**Directive**
Exclude the pictures, then repeat the remaining data exactly.

**Entries supplied**
★ ★ ★

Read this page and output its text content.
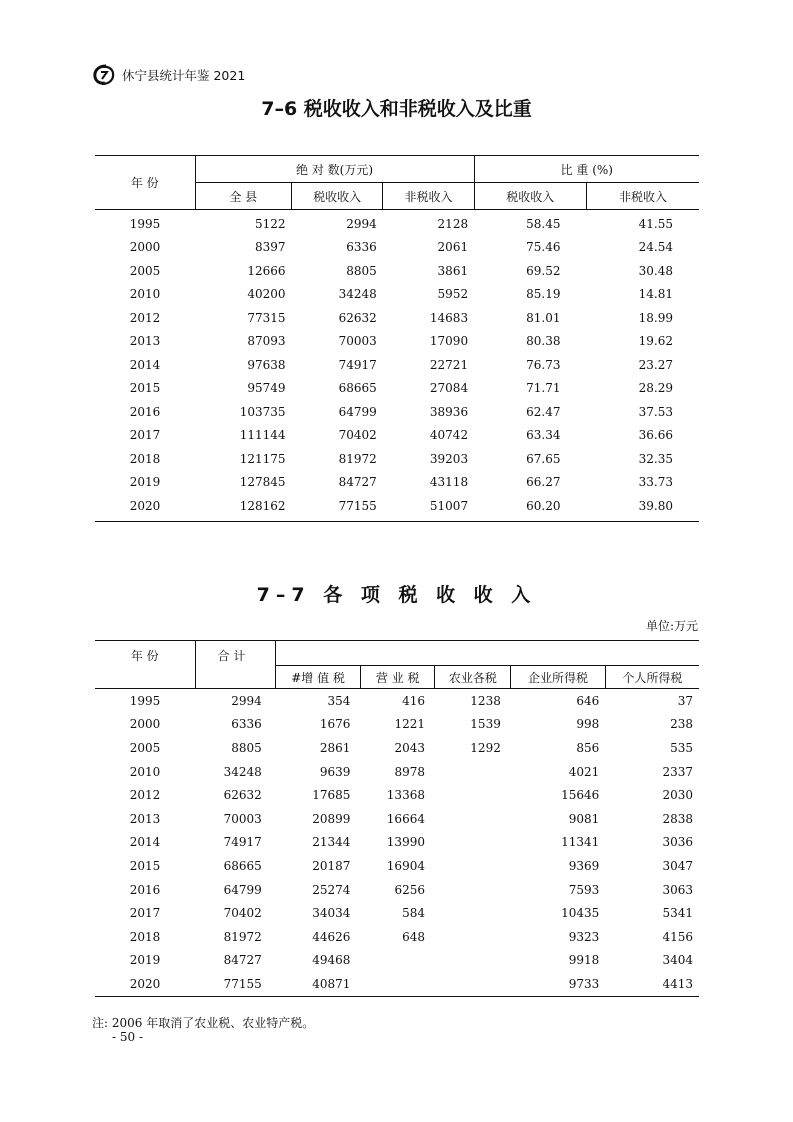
休宁县统计年鉴 2021
7–6 税收收入和非税收入及比重
年 份	绝 对 数(万元)			比 重 (%)	
	全 县	税收收入	非税收入	税收收入	非税收入
1995	5122	2994	2128	58.45	41.55
2000	8397	6336	2061	75.46	24.54
2005	12666	8805	3861	69.52	30.48
2010	40200	34248	5952	85.19	14.81
2012	77315	62632	14683	81.01	18.99
2013	87093	70003	17090	80.38	19.62
2014	97638	74917	22721	76.73	23.27
2015	95749	68665	27084	71.71	28.29
2016	103735	64799	38936	62.47	37.53
2017	111144	70402	40742	63.34	36.66
2018	121175	81972	39203	67.65	32.35
2019	127845	84727	43118	66.27	33.73
2020	128162	77155	51007	60.20	39.80
7–7 各 项 税 收 收 入
单位:万元
年 份	合 计					
		#增 值 税	营 业 税	农业各税	企业所得税	个人所得税
1995	2994	354	416	1238	646	37
2000	6336	1676	1221	1539	998	238
2005	8805	2861	2043	1292	856	535
2010	34248	9639	8978		4021	2337
2012	62632	17685	13368		15646	2030
2013	70003	20899	16664		9081	2838
2014	74917	21344	13990		11341	3036
2015	68665	20187	16904		9369	3047
2016	64799	25274	6256		7593	3063
2017	70402	34034	584		10435	5341
2018	81972	44626	648		9323	4156
2019	84727	49468			9918	3404
2020	77155	40871			9733	4413
注: 2006 年取消了农业税、农业特产税。
- 50 -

★ ★ ★

**Output for this task**
Read this page and output its text content.
休宁县统计年鉴 2021
7–6 税收收入和非税收入及比重
年 份	绝 对 数(万元)			比 重 (%)	
	全 县	税收收入	非税收入	税收收入	非税收入
1995	5122	2994	2128	58.45	41.55
2000	8397	6336	2061	75.46	24.54
2005	12666	8805	3861	69.52	30.48
2010	40200	34248	5952	85.19	14.81
2012	77315	62632	14683	81.01	18.99
2013	87093	70003	17090	80.38	19.62
2014	97638	74917	22721	76.73	23.27
2015	95749	68665	27084	71.71	28.29
2016	103735	64799	38936	62.47	37.53
2017	111144	70402	40742	63.34	36.66
2018	121175	81972	39203	67.65	32.35
2019	127845	84727	43118	66.27	33.73
2020	128162	77155	51007	60.20	39.80
7–7 各 项 税 收 收 入
单位:万元
年 份	合 计					
		#增 值 税	营 业 税	农业各税	企业所得税	个人所得税
1995	2994	354	416	1238	646	37
2000	6336	1676	1221	1539	998	238
2005	8805	2861	2043	1292	856	535
2010	34248	9639	8978		4021	2337
2012	62632	17685	13368		15646	2030
2013	70003	20899	16664		9081	2838
2014	74917	21344	13990		11341	3036
2015	68665	20187	16904		9369	3047
2016	64799	25274	6256		7593	3063
2017	70402	34034	584		10435	5341
2018	81972	44626	648		9323	4156
2019	84727	49468			9918	3404
2020	77155	40871			9733	4413
注: 2006 年取消了农业税、农业特产税。
- 50 -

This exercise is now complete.